▶ **Problem**
Write out each entry, exactly the way it appears.

— start Given data —

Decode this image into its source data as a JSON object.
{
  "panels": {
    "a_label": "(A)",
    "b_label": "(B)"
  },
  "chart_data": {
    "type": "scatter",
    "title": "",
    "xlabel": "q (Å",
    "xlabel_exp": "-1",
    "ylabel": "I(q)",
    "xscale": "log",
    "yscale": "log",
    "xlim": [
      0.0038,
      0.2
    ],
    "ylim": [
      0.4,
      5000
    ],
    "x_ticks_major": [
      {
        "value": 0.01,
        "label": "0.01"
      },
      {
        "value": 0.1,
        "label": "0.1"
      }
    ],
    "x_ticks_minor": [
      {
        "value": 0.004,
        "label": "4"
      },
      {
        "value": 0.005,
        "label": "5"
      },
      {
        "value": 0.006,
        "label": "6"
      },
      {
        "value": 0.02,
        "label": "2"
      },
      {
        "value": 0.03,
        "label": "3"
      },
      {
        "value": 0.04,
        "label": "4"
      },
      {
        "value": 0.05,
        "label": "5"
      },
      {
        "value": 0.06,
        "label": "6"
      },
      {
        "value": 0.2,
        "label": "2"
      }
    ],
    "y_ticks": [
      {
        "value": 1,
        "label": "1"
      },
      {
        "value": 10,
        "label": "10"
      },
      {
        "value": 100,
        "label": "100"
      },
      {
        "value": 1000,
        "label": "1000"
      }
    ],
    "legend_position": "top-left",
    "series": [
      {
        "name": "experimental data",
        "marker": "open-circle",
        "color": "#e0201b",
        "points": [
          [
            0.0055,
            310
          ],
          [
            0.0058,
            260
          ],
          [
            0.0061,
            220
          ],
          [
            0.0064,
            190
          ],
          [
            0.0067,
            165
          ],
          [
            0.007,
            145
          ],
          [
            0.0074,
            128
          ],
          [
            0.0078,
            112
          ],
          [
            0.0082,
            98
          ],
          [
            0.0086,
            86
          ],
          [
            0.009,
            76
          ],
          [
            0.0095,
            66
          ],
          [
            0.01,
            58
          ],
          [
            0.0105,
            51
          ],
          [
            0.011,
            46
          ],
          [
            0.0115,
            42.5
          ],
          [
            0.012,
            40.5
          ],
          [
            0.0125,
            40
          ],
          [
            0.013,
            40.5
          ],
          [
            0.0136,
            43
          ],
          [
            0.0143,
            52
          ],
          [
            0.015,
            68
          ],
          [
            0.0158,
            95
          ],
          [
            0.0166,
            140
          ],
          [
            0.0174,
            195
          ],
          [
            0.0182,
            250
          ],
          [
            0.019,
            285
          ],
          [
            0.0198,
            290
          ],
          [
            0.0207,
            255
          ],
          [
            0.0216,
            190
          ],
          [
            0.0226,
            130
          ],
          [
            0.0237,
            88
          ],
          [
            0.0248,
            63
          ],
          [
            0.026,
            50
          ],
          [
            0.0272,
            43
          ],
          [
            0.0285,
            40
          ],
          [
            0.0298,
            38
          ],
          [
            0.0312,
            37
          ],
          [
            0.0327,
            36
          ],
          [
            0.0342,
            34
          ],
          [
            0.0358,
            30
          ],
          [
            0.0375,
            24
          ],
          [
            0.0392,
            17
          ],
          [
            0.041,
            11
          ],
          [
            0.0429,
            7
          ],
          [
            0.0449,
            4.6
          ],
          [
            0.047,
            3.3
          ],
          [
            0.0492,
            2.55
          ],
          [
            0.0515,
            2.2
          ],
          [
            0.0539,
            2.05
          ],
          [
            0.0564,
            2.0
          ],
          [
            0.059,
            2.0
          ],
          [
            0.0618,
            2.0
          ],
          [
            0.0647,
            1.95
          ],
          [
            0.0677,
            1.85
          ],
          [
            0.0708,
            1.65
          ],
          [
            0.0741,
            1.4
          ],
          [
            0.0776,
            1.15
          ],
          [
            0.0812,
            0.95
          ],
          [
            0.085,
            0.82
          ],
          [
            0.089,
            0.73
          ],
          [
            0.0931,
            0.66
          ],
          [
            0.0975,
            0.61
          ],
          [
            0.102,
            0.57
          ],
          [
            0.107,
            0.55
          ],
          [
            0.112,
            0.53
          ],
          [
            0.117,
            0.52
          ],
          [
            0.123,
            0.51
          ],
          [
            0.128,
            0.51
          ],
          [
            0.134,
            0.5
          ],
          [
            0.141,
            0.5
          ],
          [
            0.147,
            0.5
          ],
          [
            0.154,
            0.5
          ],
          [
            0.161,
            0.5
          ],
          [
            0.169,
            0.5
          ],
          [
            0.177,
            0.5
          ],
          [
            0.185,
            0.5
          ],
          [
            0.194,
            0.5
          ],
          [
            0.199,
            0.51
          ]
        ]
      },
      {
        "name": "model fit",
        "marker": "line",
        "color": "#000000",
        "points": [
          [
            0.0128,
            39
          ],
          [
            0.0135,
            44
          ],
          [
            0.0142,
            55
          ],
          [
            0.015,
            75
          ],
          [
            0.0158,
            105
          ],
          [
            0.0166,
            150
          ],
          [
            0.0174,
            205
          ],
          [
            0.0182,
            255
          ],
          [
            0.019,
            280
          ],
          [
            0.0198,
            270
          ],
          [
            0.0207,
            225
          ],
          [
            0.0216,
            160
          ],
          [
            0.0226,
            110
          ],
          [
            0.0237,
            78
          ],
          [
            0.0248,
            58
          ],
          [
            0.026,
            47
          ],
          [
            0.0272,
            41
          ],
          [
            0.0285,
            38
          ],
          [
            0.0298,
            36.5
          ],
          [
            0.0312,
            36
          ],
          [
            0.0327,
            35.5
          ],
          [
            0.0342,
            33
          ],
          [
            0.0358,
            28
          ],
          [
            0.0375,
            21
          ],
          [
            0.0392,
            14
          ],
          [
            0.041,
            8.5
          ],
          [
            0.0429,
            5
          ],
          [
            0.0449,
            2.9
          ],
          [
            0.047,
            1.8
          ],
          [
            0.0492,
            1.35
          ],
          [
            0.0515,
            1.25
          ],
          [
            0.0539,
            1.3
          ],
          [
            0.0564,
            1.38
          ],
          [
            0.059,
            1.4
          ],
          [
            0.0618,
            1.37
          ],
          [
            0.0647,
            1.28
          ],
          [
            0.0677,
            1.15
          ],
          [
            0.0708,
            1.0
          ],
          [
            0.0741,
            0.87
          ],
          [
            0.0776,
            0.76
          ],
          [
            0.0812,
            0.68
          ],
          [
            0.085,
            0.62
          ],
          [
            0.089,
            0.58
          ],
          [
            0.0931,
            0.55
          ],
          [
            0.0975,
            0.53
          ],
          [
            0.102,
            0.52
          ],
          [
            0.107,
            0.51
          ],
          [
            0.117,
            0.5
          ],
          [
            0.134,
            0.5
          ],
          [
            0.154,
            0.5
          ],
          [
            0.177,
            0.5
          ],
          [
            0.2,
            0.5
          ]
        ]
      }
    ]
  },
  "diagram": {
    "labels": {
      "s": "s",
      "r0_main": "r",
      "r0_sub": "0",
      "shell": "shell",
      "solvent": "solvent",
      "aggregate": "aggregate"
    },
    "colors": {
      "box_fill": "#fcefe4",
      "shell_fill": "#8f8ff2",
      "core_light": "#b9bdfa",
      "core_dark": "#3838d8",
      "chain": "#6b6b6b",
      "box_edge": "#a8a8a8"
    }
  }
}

— end Given data —

▶ **Solution**
Decode this image into its source data as a JSON object.
{
  "panels": {
    "a_label": "(A)",
    "b_label": "(B)"
  },
  "chart_data": {
    "type": "scatter",
    "title": "",
    "xlabel": "q (Å",
    "xlabel_exp": "-1",
    "ylabel": "I(q)",
    "xscale": "log",
    "yscale": "log",
    "xlim": [
      0.0038,
      0.2
    ],
    "ylim": [
      0.4,
      5000
    ],
    "x_ticks_major": [
      {
        "value": 0.01,
        "label": "0.01"
      },
      {
        "value": 0.1,
        "label": "0.1"
      }
    ],
    "x_ticks_minor": [
      {
        "value": 0.004,
        "label": "4"
      },
      {
        "value": 0.005,
        "label": "5"
      },
      {
        "value": 0.006,
        "label": "6"
      },
      {
        "value": 0.02,
        "label": "2"
      },
      {
        "value": 0.03,
        "label": "3"
      },
      {
        "value": 0.04,
        "label": "4"
      },
      {
        "value": 0.05,
        "label": "5"
      },
      {
        "value": 0.06,
        "label": "6"
      },
      {
        "value": 0.2,
        "label": "2"
      }
    ],
    "y_ticks": [
      {
        "value": 1,
        "label": "1"
      },
      {
        "value": 10,
        "label": "10"
      },
      {
        "value": 100,
        "label": "100"
      },
      {
        "value": 1000,
        "label": "1000"
      }
    ],
    "legend_position": "top-left",
    "series": [
      {
        "name": "experimental data",
        "marker": "open-circle",
        "color": "#e0201b",
        "points": [
          [
            0.0055,
            310
          ],
          [
            0.0058,
            260
          ],
          [
            0.0061,
            220
          ],
          [
            0.0064,
            190
          ],
          [
            0.0067,
            165
          ],
          [
            0.007,
            145
          ],
          [
            0.0074,
            128
          ],
          [
            0.0078,
            112
          ],
          [
            0.0082,
            98
          ],
          [
            0.0086,
            86
          ],
          [
            0.009,
            76
          ],
          [
            0.0095,
            66
          ],
          [
            0.01,
            58
          ],
          [
            0.0105,
            51
          ],
          [
            0.011,
            46
          ],
          [
            0.0115,
            42.5
          ],
          [
            0.012,
            40.5
          ],
          [
            0.0125,
            40
          ],
          [
            0.013,
            40.5
          ],
          [
            0.0136,
            43
          ],
          [
            0.0143,
            52
          ],
          [
            0.015,
            68
          ],
          [
            0.0158,
            95
          ],
          [
            0.0166,
            140
          ],
          [
            0.0174,
            195
          ],
          [
            0.0182,
            250
          ],
          [
            0.019,
            285
          ],
          [
            0.0198,
            290
          ],
          [
            0.0207,
            255
          ],
          [
            0.0216,
            190
          ],
          [
            0.0226,
            130
          ],
          [
            0.0237,
            88
          ],
          [
            0.0248,
            63
          ],
          [
            0.026,
            50
          ],
          [
            0.0272,
            43
          ],
          [
            0.0285,
            40
          ],
          [
            0.0298,
            38
          ],
          [
            0.0312,
            37
          ],
          [
            0.0327,
            36
          ],
          [
            0.0342,
            34
          ],
          [
            0.0358,
            30
          ],
          [
            0.0375,
            24
          ],
          [
            0.0392,
            17
          ],
          [
            0.041,
            11
          ],
          [
            0.0429,
            7
          ],
          [
            0.0449,
            4.6
          ],
          [
            0.047,
            3.3
          ],
          [
            0.0492,
            2.55
          ],
          [
            0.0515,
            2.2
          ],
          [
            0.0539,
            2.05
          ],
          [
            0.0564,
            2.0
          ],
          [
            0.059,
            2.0
          ],
          [
            0.0618,
            2.0
          ],
          [
            0.0647,
            1.95
          ],
          [
            0.0677,
            1.85
          ],
          [
            0.0708,
            1.65
          ],
          [
            0.0741,
            1.4
          ],
          [
            0.0776,
            1.15
          ],
          [
            0.0812,
            0.95
          ],
          [
            0.085,
            0.82
          ],
          [
            0.089,
            0.73
          ],
          [
            0.0931,
            0.66
          ],
          [
            0.0975,
            0.61
          ],
          [
            0.102,
            0.57
          ],
          [
            0.107,
            0.55
          ],
          [
            0.112,
            0.53
          ],
          [
            0.117,
            0.52
          ],
          [
            0.123,
            0.51
          ],
          [
            0.128,
            0.51
          ],
          [
            0.134,
            0.5
          ],
          [
            0.141,
            0.5
          ],
          [
            0.147,
            0.5
          ],
          [
            0.154,
            0.5
          ],
          [
            0.161,
            0.5
          ],
          [
            0.169,
            0.5
          ],
          [
            0.177,
            0.5
          ],
          [
            0.185,
            0.5
          ],
          [
            0.194,
            0.5
          ],
          [
            0.199,
            0.51
          ]
        ]
      },
      {
        "name": "model fit",
        "marker": "line",
        "color": "#000000",
        "points": [
          [
            0.0128,
            39
          ],
          [
            0.0135,
            44
          ],
          [
            0.0142,
            55
          ],
          [
            0.015,
            75
          ],
          [
            0.0158,
            105
          ],
          [
            0.0166,
            150
          ],
          [
            0.0174,
            205
          ],
          [
            0.0182,
            255
          ],
          [
            0.019,
            280
          ],
          [
            0.0198,
            270
          ],
          [
            0.0207,
            225
          ],
          [
            0.0216,
            160
          ],
          [
            0.0226,
            110
          ],
          [
            0.0237,
            78
          ],
          [
            0.0248,
            58
          ],
          [
            0.026,
            47
          ],
          [
            0.0272,
            41
          ],
          [
            0.0285,
            38
          ],
          [
            0.0298,
            36.5
          ],
          [
            0.0312,
            36
          ],
          [
            0.0327,
            35.5
          ],
          [
            0.0342,
            33
          ],
          [
            0.0358,
            28
          ],
          [
            0.0375,
            21
          ],
          [
            0.0392,
            14
          ],
          [
            0.041,
            8.5
          ],
          [
            0.0429,
            5
          ],
          [
            0.0449,
            2.9
          ],
          [
            0.047,
            1.8
          ],
          [
            0.0492,
            1.35
          ],
          [
            0.0515,
            1.25
          ],
          [
            0.0539,
            1.3
          ],
          [
            0.0564,
            1.38
          ],
          [
            0.059,
            1.4
          ],
          [
            0.0618,
            1.37
          ],
          [
            0.0647,
            1.28
          ],
          [
            0.0677,
            1.15
          ],
          [
            0.0708,
            1.0
          ],
          [
            0.0741,
            0.87
          ],
          [
            0.0776,
            0.76
          ],
          [
            0.0812,
            0.68
          ],
          [
            0.085,
            0.62
          ],
          [
            0.089,
            0.58
          ],
          [
            0.0931,
            0.55
          ],
          [
            0.0975,
            0.53
          ],
          [
            0.102,
            0.52
          ],
          [
            0.107,
            0.51
          ],
          [
            0.117,
            0.5
          ],
          [
            0.134,
            0.5
          ],
          [
            0.154,
            0.5
          ],
          [
            0.177,
            0.5
          ],
          [
            0.2,
            0.5
          ]
        ]
      }
    ]
  },
  "diagram": {
    "labels": {
      "s": "s",
      "r0_main": "r",
      "r0_sub": "0",
      "shell": "shell",
      "solvent": "solvent",
      "aggregate": "aggregate"
    },
    "colors": {
      "box_fill": "#fcefe4",
      "shell_fill": "#8f8ff2",
      "core_light": "#b9bdfa",
      "core_dark": "#3838d8",
      "chain": "#6b6b6b",
      "box_edge": "#a8a8a8"
    }
  }
}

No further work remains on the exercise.